__PROBLEM TO WORK ON__. Leave the pictures out, and retype all of the material exactly as written.

Structured figure records
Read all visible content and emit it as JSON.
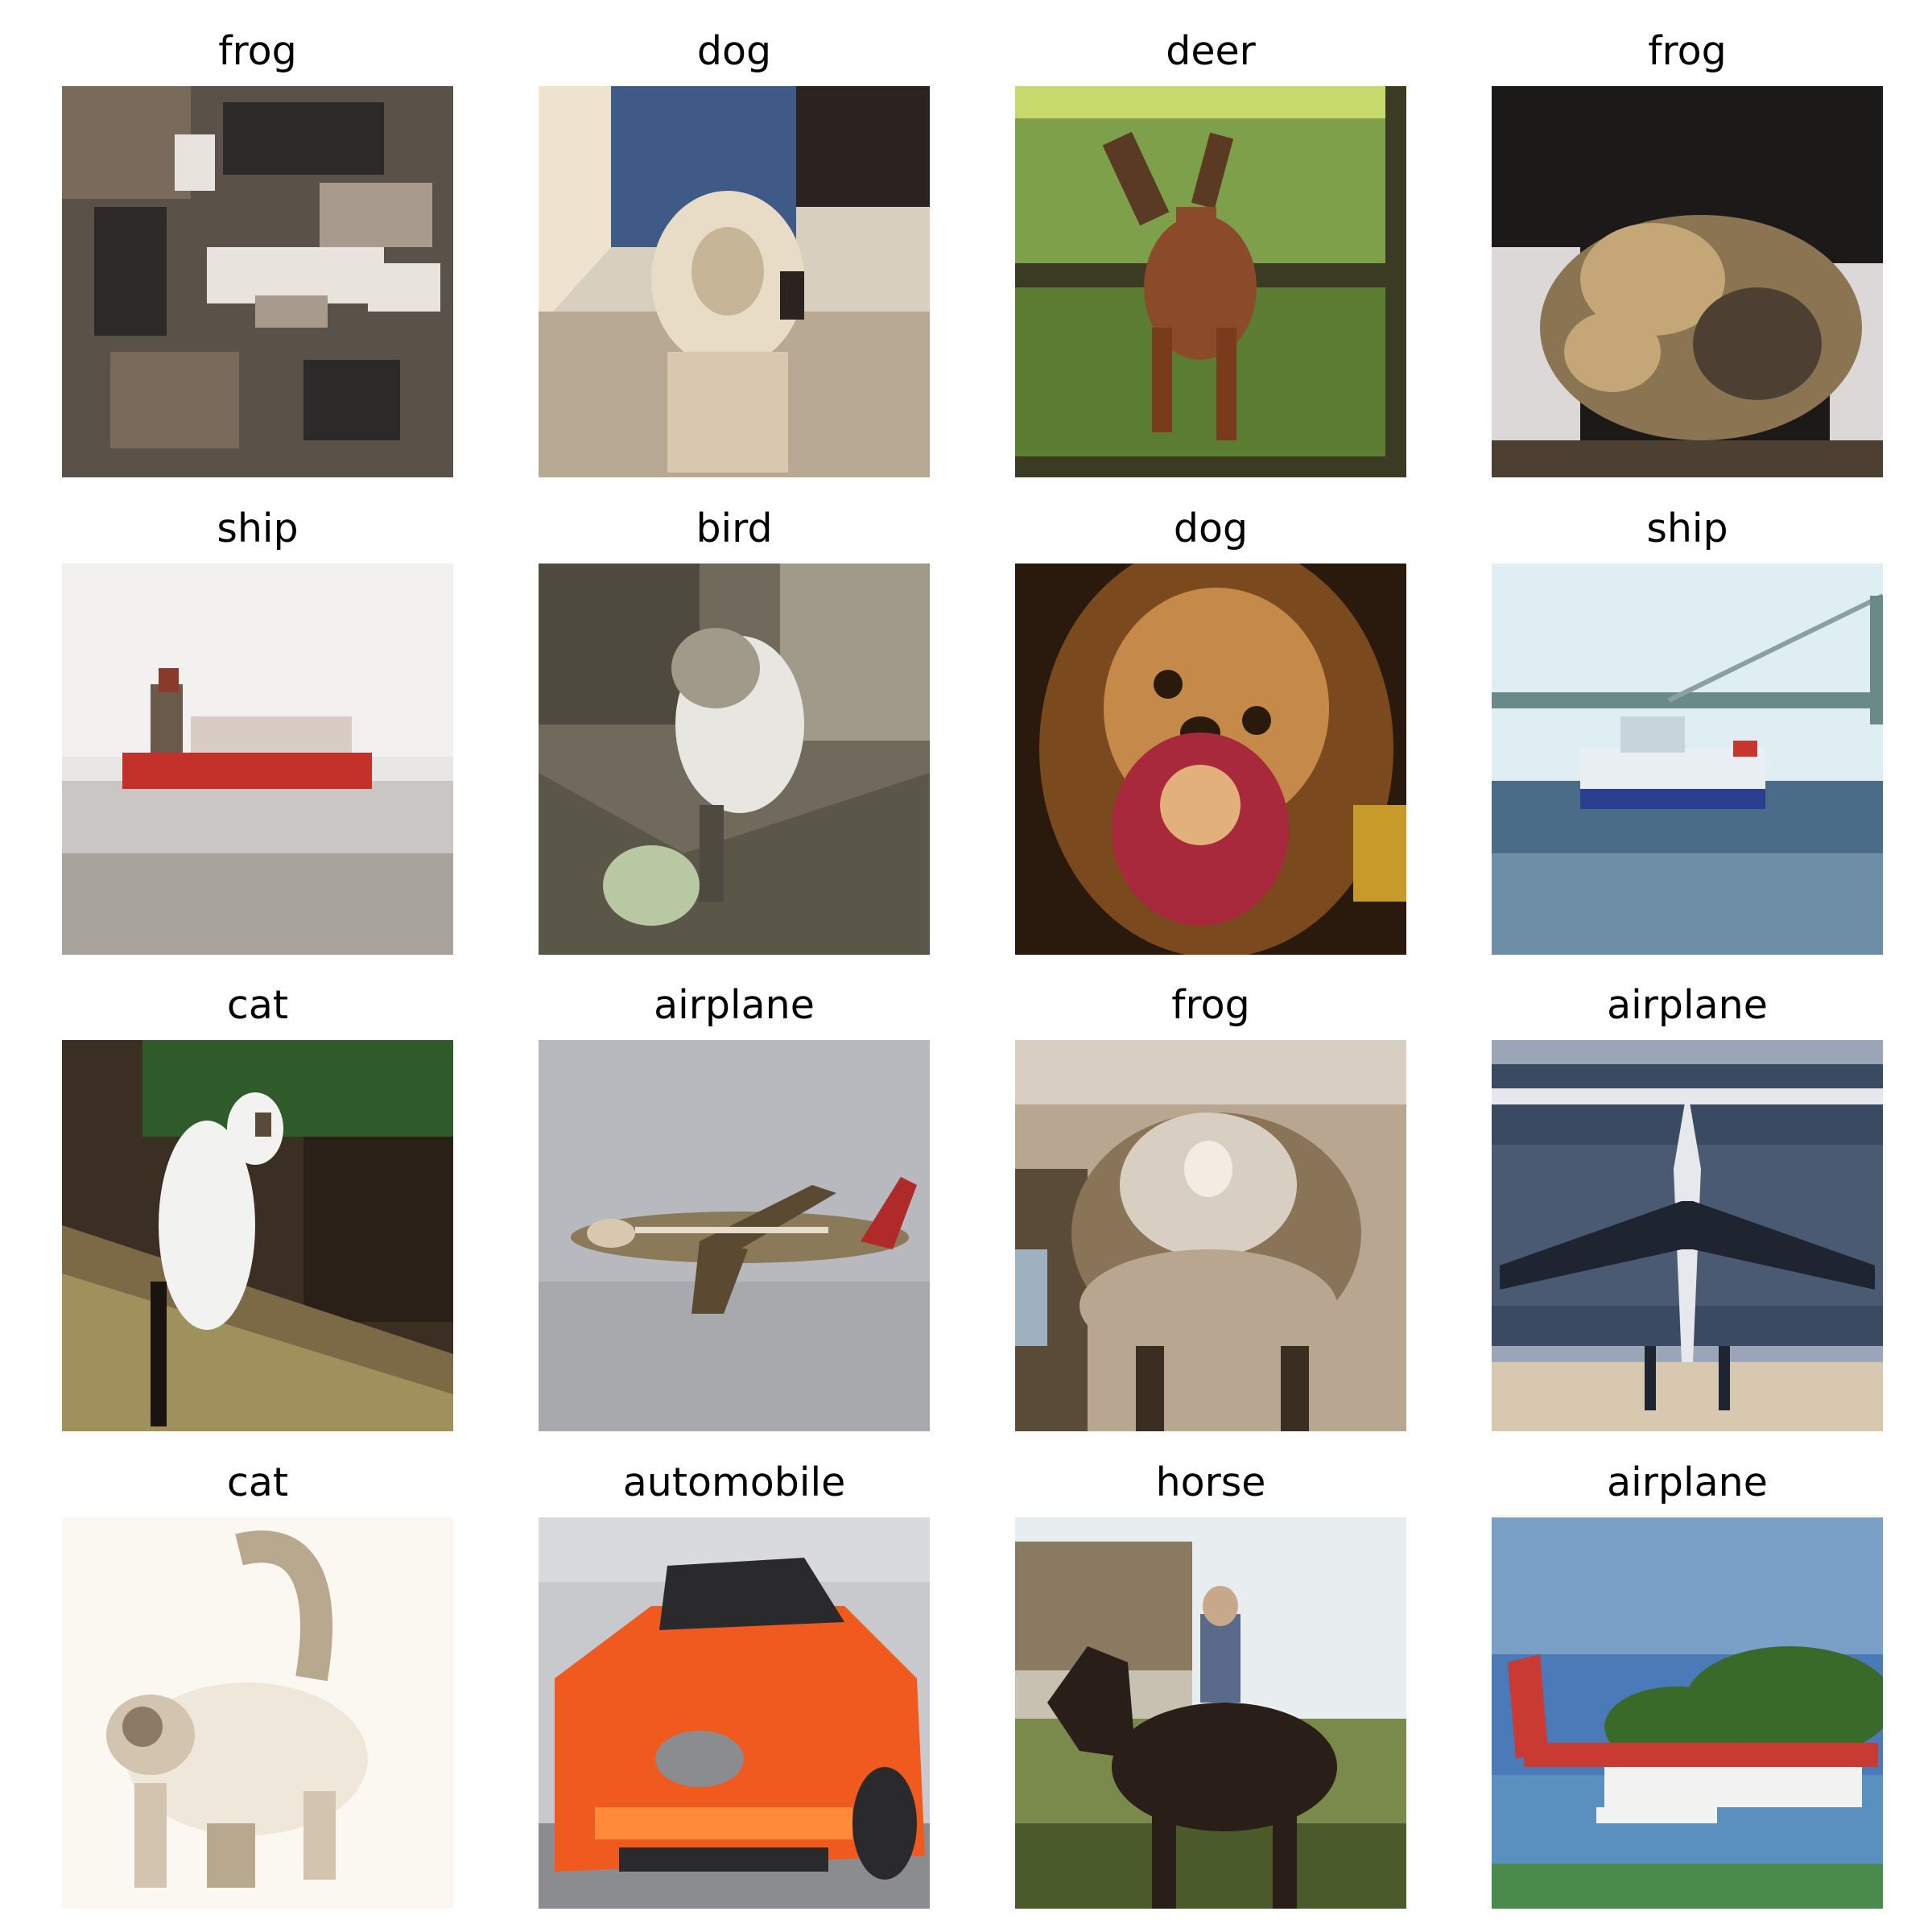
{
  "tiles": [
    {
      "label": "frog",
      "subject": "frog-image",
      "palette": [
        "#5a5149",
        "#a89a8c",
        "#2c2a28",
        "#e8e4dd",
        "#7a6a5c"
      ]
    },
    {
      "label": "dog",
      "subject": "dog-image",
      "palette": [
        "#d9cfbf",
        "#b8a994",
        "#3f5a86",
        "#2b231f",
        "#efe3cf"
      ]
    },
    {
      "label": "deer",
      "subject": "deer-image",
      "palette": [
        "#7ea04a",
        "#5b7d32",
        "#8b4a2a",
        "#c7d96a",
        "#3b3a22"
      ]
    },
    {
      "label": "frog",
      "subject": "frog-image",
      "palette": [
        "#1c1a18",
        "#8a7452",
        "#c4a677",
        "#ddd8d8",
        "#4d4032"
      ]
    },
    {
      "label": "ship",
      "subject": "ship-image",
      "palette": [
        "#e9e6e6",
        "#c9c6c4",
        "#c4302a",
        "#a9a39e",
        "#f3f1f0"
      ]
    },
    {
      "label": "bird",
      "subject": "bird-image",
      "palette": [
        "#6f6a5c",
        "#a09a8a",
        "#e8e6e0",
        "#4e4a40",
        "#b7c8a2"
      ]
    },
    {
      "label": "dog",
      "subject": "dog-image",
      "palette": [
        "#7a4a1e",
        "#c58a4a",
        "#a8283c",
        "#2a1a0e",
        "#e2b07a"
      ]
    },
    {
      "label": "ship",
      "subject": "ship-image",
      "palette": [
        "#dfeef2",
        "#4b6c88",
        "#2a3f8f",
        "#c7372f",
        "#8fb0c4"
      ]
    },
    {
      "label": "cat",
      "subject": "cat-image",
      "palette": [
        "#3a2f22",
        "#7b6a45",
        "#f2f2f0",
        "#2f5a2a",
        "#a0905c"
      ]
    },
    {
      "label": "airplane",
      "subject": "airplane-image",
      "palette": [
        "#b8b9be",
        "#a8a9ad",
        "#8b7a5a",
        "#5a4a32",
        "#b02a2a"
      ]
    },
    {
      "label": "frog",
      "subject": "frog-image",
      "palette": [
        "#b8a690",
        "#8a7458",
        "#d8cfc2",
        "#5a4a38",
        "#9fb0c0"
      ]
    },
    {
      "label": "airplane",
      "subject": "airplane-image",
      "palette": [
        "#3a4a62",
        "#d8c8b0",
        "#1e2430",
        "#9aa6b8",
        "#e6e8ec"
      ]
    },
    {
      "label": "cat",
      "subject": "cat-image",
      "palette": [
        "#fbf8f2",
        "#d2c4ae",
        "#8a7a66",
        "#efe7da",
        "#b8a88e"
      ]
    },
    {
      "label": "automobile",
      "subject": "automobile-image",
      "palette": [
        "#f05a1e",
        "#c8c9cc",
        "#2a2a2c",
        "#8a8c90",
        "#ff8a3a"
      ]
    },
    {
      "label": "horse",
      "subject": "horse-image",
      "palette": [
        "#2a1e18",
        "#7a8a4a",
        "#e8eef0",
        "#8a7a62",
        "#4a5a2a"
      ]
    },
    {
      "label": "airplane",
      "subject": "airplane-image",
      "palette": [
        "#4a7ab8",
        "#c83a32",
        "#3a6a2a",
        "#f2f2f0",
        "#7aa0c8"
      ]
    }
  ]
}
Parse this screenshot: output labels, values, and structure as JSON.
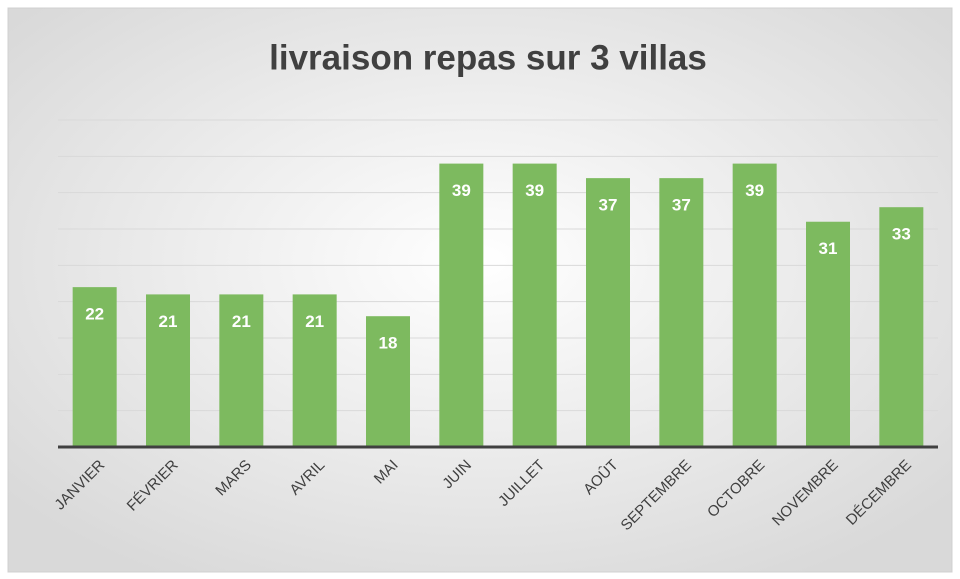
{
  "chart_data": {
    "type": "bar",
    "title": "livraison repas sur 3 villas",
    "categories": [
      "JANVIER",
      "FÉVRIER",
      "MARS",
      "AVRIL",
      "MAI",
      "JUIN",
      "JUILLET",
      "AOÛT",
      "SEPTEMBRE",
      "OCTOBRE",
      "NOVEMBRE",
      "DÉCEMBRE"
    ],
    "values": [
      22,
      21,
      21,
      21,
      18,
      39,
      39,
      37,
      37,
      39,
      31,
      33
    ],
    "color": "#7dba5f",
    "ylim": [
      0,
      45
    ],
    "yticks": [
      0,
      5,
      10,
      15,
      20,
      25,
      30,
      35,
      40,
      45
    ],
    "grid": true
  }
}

__COMPLETE ANSWER__.
Read all visible content and emit it as JSON.
{
  "tiles": [
    {
      "label": "frog",
      "subject": "frog-image",
      "palette": [
        "#5a5149",
        "#a89a8c",
        "#2c2a28",
        "#e8e4dd",
        "#7a6a5c"
      ]
    },
    {
      "label": "dog",
      "subject": "dog-image",
      "palette": [
        "#d9cfbf",
        "#b8a994",
        "#3f5a86",
        "#2b231f",
        "#efe3cf"
      ]
    },
    {
      "label": "deer",
      "subject": "deer-image",
      "palette": [
        "#7ea04a",
        "#5b7d32",
        "#8b4a2a",
        "#c7d96a",
        "#3b3a22"
      ]
    },
    {
      "label": "frog",
      "subject": "frog-image",
      "palette": [
        "#1c1a18",
        "#8a7452",
        "#c4a677",
        "#ddd8d8",
        "#4d4032"
      ]
    },
    {
      "label": "ship",
      "subject": "ship-image",
      "palette": [
        "#e9e6e6",
        "#c9c6c4",
        "#c4302a",
        "#a9a39e",
        "#f3f1f0"
      ]
    },
    {
      "label": "bird",
      "subject": "bird-image",
      "palette": [
        "#6f6a5c",
        "#a09a8a",
        "#e8e6e0",
        "#4e4a40",
        "#b7c8a2"
      ]
    },
    {
      "label": "dog",
      "subject": "dog-image",
      "palette": [
        "#7a4a1e",
        "#c58a4a",
        "#a8283c",
        "#2a1a0e",
        "#e2b07a"
      ]
    },
    {
      "label": "ship",
      "subject": "ship-image",
      "palette": [
        "#dfeef2",
        "#4b6c88",
        "#2a3f8f",
        "#c7372f",
        "#8fb0c4"
      ]
    },
    {
      "label": "cat",
      "subject": "cat-image",
      "palette": [
        "#3a2f22",
        "#7b6a45",
        "#f2f2f0",
        "#2f5a2a",
        "#a0905c"
      ]
    },
    {
      "label": "airplane",
      "subject": "airplane-image",
      "palette": [
        "#b8b9be",
        "#a8a9ad",
        "#8b7a5a",
        "#5a4a32",
        "#b02a2a"
      ]
    },
    {
      "label": "frog",
      "subject": "frog-image",
      "palette": [
        "#b8a690",
        "#8a7458",
        "#d8cfc2",
        "#5a4a38",
        "#9fb0c0"
      ]
    },
    {
      "label": "airplane",
      "subject": "airplane-image",
      "palette": [
        "#3a4a62",
        "#d8c8b0",
        "#1e2430",
        "#9aa6b8",
        "#e6e8ec"
      ]
    },
    {
      "label": "cat",
      "subject": "cat-image",
      "palette": [
        "#fbf8f2",
        "#d2c4ae",
        "#8a7a66",
        "#efe7da",
        "#b8a88e"
      ]
    },
    {
      "label": "automobile",
      "subject": "automobile-image",
      "palette": [
        "#f05a1e",
        "#c8c9cc",
        "#2a2a2c",
        "#8a8c90",
        "#ff8a3a"
      ]
    },
    {
      "label": "horse",
      "subject": "horse-image",
      "palette": [
        "#2a1e18",
        "#7a8a4a",
        "#e8eef0",
        "#8a7a62",
        "#4a5a2a"
      ]
    },
    {
      "label": "airplane",
      "subject": "airplane-image",
      "palette": [
        "#4a7ab8",
        "#c83a32",
        "#3a6a2a",
        "#f2f2f0",
        "#7aa0c8"
      ]
    }
  ]
}
Parse this screenshot: output labels, values, and structure as JSON.
{
  "chart_data": {
    "type": "bar",
    "title": "livraison repas sur 3 villas",
    "categories": [
      "JANVIER",
      "FÉVRIER",
      "MARS",
      "AVRIL",
      "MAI",
      "JUIN",
      "JUILLET",
      "AOÛT",
      "SEPTEMBRE",
      "OCTOBRE",
      "NOVEMBRE",
      "DÉCEMBRE"
    ],
    "values": [
      22,
      21,
      21,
      21,
      18,
      39,
      39,
      37,
      37,
      39,
      31,
      33
    ],
    "color": "#7dba5f",
    "ylim": [
      0,
      45
    ],
    "yticks": [
      0,
      5,
      10,
      15,
      20,
      25,
      30,
      35,
      40,
      45
    ],
    "grid": true
  }
}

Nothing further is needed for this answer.